**JOB:**
Read through the entries below and return each line with the word "trailing".
<<<<
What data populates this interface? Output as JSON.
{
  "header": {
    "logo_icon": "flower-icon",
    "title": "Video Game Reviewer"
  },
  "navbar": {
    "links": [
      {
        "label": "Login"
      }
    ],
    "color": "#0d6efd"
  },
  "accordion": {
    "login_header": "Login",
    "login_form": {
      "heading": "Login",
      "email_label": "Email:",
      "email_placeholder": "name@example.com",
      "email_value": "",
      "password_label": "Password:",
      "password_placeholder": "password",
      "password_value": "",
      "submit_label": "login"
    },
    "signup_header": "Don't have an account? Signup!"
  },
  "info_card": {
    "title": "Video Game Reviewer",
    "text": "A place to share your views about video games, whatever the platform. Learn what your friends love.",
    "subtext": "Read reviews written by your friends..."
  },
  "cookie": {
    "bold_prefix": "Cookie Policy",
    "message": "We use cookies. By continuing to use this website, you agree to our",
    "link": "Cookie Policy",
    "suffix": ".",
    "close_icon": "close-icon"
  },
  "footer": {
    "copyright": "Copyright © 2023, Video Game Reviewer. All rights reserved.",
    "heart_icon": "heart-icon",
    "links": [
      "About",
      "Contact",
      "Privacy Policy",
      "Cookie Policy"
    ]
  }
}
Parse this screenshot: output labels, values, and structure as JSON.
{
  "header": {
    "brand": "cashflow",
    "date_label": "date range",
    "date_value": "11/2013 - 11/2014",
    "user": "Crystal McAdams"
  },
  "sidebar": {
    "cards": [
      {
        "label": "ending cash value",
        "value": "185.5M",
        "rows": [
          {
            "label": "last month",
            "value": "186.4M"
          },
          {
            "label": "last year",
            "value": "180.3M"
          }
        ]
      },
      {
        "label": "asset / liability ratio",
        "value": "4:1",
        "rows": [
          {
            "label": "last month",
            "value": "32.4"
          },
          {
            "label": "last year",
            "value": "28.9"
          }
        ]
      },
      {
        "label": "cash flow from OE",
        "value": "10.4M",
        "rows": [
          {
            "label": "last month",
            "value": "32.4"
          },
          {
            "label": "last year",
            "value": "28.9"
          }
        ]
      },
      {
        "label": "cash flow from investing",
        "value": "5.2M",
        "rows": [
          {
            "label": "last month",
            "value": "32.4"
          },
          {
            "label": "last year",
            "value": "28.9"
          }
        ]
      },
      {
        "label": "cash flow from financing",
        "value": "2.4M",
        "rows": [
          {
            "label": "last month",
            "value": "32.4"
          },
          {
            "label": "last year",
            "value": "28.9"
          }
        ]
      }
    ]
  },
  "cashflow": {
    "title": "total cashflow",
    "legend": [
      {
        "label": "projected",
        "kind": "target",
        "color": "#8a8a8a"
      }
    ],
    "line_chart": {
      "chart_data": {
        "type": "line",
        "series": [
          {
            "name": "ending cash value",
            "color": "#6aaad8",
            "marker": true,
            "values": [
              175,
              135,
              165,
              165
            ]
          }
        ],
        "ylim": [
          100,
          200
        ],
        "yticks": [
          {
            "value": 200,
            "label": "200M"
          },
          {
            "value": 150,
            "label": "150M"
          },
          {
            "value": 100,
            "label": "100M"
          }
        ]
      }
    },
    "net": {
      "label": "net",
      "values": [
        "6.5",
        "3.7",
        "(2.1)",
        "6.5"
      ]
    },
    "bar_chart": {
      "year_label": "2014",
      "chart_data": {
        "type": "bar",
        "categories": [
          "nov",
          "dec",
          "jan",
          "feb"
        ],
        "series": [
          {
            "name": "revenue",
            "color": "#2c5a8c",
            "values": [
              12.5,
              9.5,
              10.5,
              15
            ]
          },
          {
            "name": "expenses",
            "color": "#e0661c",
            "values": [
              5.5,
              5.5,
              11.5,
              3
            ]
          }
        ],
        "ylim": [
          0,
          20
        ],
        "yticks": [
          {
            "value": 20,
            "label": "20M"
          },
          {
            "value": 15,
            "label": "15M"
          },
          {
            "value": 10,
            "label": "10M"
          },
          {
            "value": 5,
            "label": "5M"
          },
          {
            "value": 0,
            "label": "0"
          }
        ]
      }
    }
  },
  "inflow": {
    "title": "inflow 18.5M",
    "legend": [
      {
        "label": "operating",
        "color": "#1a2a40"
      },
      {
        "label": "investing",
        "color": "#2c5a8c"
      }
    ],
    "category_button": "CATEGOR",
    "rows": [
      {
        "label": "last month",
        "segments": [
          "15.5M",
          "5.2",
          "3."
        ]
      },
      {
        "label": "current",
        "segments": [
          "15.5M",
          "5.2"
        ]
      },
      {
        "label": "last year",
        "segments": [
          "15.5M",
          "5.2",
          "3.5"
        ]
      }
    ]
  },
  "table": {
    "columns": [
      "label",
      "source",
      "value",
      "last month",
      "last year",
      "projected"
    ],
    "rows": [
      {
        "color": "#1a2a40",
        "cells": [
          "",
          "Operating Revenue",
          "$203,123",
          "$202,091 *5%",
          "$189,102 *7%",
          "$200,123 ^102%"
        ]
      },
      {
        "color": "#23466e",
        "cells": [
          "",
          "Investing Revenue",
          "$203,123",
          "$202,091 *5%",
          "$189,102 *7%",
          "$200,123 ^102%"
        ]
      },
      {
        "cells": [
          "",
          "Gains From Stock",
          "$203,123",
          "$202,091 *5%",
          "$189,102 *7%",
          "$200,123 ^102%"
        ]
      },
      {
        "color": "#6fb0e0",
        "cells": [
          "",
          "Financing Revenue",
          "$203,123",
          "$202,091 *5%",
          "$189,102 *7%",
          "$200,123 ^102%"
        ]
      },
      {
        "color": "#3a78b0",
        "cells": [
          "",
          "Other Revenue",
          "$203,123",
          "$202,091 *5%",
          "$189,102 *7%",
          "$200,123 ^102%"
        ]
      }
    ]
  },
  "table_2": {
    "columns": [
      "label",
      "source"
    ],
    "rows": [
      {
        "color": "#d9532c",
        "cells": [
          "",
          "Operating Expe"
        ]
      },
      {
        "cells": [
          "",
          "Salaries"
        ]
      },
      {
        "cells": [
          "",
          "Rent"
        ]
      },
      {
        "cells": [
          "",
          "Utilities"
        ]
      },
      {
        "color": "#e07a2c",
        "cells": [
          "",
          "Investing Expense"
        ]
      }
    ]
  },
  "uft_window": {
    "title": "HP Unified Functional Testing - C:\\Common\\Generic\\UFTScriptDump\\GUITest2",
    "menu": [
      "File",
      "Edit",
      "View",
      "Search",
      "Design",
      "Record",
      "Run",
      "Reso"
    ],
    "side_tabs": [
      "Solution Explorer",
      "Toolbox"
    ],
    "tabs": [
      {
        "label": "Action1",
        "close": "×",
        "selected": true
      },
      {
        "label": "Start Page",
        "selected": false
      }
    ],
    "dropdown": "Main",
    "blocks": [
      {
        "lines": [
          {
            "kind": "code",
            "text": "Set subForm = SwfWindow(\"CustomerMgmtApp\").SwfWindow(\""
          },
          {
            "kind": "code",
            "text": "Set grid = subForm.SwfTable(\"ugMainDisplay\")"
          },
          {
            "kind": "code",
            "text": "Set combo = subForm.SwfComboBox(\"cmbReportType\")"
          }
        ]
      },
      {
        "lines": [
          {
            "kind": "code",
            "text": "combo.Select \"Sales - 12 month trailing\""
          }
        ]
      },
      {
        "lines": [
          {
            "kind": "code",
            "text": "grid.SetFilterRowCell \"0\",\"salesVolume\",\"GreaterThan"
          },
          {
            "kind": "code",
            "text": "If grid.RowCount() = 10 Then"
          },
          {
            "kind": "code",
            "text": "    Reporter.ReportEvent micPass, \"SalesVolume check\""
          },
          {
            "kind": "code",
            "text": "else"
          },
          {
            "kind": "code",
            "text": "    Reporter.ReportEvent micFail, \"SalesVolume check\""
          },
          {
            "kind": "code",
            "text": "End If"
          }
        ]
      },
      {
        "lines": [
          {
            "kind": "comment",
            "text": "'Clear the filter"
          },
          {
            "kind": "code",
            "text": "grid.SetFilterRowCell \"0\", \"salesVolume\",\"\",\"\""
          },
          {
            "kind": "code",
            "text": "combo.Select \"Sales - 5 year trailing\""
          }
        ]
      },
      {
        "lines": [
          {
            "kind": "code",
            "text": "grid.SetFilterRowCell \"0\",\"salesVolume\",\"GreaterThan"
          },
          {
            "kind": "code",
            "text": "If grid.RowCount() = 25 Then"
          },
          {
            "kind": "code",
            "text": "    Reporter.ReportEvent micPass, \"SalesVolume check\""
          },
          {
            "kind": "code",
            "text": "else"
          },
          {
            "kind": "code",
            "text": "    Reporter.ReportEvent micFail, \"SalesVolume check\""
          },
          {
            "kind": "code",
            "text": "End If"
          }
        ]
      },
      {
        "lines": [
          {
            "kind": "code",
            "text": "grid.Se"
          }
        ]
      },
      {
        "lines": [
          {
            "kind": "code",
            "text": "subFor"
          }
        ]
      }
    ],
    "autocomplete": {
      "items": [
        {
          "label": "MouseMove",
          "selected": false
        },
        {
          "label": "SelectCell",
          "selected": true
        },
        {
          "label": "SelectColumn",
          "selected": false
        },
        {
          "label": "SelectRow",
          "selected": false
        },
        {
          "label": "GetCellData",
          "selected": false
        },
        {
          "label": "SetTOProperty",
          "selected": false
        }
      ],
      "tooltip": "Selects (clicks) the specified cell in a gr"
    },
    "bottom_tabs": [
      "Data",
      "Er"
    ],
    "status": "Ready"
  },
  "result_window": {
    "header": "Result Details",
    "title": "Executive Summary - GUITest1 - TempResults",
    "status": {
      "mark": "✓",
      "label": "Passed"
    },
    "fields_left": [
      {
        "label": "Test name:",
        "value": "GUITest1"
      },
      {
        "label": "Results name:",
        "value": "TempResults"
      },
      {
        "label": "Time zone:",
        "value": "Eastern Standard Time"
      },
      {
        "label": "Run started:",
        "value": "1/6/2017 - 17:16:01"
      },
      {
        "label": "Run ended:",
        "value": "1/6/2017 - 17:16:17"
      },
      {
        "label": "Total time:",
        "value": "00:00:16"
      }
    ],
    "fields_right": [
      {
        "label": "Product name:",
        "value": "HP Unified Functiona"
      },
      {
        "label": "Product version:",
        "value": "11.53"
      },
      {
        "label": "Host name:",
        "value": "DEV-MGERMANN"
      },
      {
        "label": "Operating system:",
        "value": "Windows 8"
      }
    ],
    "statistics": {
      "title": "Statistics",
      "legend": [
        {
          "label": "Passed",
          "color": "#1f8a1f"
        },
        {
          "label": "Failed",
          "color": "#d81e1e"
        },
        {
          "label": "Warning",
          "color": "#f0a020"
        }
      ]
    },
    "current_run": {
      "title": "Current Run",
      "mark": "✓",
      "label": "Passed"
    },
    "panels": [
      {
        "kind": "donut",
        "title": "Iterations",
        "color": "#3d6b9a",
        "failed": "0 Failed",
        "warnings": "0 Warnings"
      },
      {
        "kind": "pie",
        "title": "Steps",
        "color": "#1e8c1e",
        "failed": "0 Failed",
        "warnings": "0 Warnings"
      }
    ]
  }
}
>>>>
**SOLUTION BELOW:**
            "text": "combo.Select \"Sales - 12 month trailing\""
            "text": "combo.Select \"Sales - 5 year trailing\""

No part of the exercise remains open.